# start of RECORDS
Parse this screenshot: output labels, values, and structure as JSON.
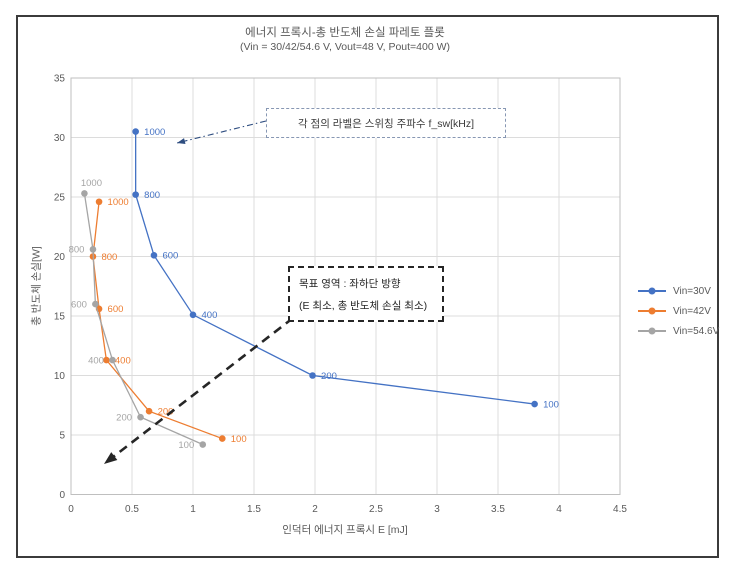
{
  "window": {
    "background": "#ffffff",
    "frame_border_color": "#3b3b3b"
  },
  "chart_data": {
    "type": "scatter",
    "title": "에너지 프록시-총 반도체 손실 파레토 플롯",
    "subtitle": "(Vin = 30/42/54.6 V, Vout=48 V, Pout=400 W)",
    "xlabel": "인덕터 에너지 프록시 E [mJ]",
    "ylabel": "총 반도체 손실[W]",
    "xlim": [
      0,
      4.5
    ],
    "ylim": [
      0,
      35
    ],
    "xtick_step": 0.5,
    "ytick_step": 5,
    "grid": true,
    "legend_position": "right",
    "point_label_meaning": "f_sw [kHz]",
    "series": [
      {
        "name": "Vin=30V",
        "color": "#4472C4",
        "label_side": "right",
        "points": [
          {
            "f": "1000",
            "x": 0.53,
            "y": 30.5
          },
          {
            "f": "800",
            "x": 0.53,
            "y": 25.2
          },
          {
            "f": "600",
            "x": 0.68,
            "y": 20.1
          },
          {
            "f": "400",
            "x": 1.0,
            "y": 15.1
          },
          {
            "f": "200",
            "x": 1.98,
            "y": 10.0
          },
          {
            "f": "100",
            "x": 3.8,
            "y": 7.6
          }
        ]
      },
      {
        "name": "Vin=42V",
        "color": "#ED7D31",
        "label_side": "right",
        "points": [
          {
            "f": "1000",
            "x": 0.23,
            "y": 24.6
          },
          {
            "f": "800",
            "x": 0.18,
            "y": 20.0
          },
          {
            "f": "600",
            "x": 0.23,
            "y": 15.6
          },
          {
            "f": "400",
            "x": 0.29,
            "y": 11.3
          },
          {
            "f": "200",
            "x": 0.64,
            "y": 7.0
          },
          {
            "f": "100",
            "x": 1.24,
            "y": 4.7
          }
        ]
      },
      {
        "name": "Vin=54.6V",
        "color": "#A5A5A5",
        "label_side": "left",
        "points": [
          {
            "f": "1000",
            "x": 0.11,
            "y": 25.3,
            "label_pos": "above"
          },
          {
            "f": "800",
            "x": 0.18,
            "y": 20.6
          },
          {
            "f": "600",
            "x": 0.2,
            "y": 16.0
          },
          {
            "f": "400",
            "x": 0.34,
            "y": 11.3
          },
          {
            "f": "200",
            "x": 0.57,
            "y": 6.5
          },
          {
            "f": "100",
            "x": 1.08,
            "y": 4.2
          }
        ]
      }
    ],
    "annotations": {
      "callout_label_text": "각 점의 라벨은 스위칭 주파수 f_sw[kHz]",
      "target_region_line1": "목표 영역 : 좌하단 방향",
      "target_region_line2": "(E 최소, 총 반도체 손실 최소)"
    }
  },
  "colors": {
    "gridline": "#DCDCDC",
    "plot_border": "#BFBFBF",
    "tick_text": "#595959",
    "title_text": "#595959",
    "black_arrow": "#262626",
    "callout_arrow": "#2e4d80"
  }
}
# end of RECORDS
- AIM: Write the listing out a second time exactly, dropping all images.

- THE OUTPUT:
Parse this screenshot: output labels, values, and structure as JSON.
{
  "window": {
    "background": "#ffffff",
    "frame_border_color": "#3b3b3b"
  },
  "chart_data": {
    "type": "scatter",
    "title": "에너지 프록시-총 반도체 손실 파레토 플롯",
    "subtitle": "(Vin = 30/42/54.6 V, Vout=48 V, Pout=400 W)",
    "xlabel": "인덕터 에너지 프록시 E [mJ]",
    "ylabel": "총 반도체 손실[W]",
    "xlim": [
      0,
      4.5
    ],
    "ylim": [
      0,
      35
    ],
    "xtick_step": 0.5,
    "ytick_step": 5,
    "grid": true,
    "legend_position": "right",
    "point_label_meaning": "f_sw [kHz]",
    "series": [
      {
        "name": "Vin=30V",
        "color": "#4472C4",
        "label_side": "right",
        "points": [
          {
            "f": "1000",
            "x": 0.53,
            "y": 30.5
          },
          {
            "f": "800",
            "x": 0.53,
            "y": 25.2
          },
          {
            "f": "600",
            "x": 0.68,
            "y": 20.1
          },
          {
            "f": "400",
            "x": 1.0,
            "y": 15.1
          },
          {
            "f": "200",
            "x": 1.98,
            "y": 10.0
          },
          {
            "f": "100",
            "x": 3.8,
            "y": 7.6
          }
        ]
      },
      {
        "name": "Vin=42V",
        "color": "#ED7D31",
        "label_side": "right",
        "points": [
          {
            "f": "1000",
            "x": 0.23,
            "y": 24.6
          },
          {
            "f": "800",
            "x": 0.18,
            "y": 20.0
          },
          {
            "f": "600",
            "x": 0.23,
            "y": 15.6
          },
          {
            "f": "400",
            "x": 0.29,
            "y": 11.3
          },
          {
            "f": "200",
            "x": 0.64,
            "y": 7.0
          },
          {
            "f": "100",
            "x": 1.24,
            "y": 4.7
          }
        ]
      },
      {
        "name": "Vin=54.6V",
        "color": "#A5A5A5",
        "label_side": "left",
        "points": [
          {
            "f": "1000",
            "x": 0.11,
            "y": 25.3,
            "label_pos": "above"
          },
          {
            "f": "800",
            "x": 0.18,
            "y": 20.6
          },
          {
            "f": "600",
            "x": 0.2,
            "y": 16.0
          },
          {
            "f": "400",
            "x": 0.34,
            "y": 11.3
          },
          {
            "f": "200",
            "x": 0.57,
            "y": 6.5
          },
          {
            "f": "100",
            "x": 1.08,
            "y": 4.2
          }
        ]
      }
    ],
    "annotations": {
      "callout_label_text": "각 점의 라벨은 스위칭 주파수 f_sw[kHz]",
      "target_region_line1": "목표 영역 : 좌하단 방향",
      "target_region_line2": "(E 최소, 총 반도체 손실 최소)"
    }
  },
  "colors": {
    "gridline": "#DCDCDC",
    "plot_border": "#BFBFBF",
    "tick_text": "#595959",
    "title_text": "#595959",
    "black_arrow": "#262626",
    "callout_arrow": "#2e4d80"
  }
}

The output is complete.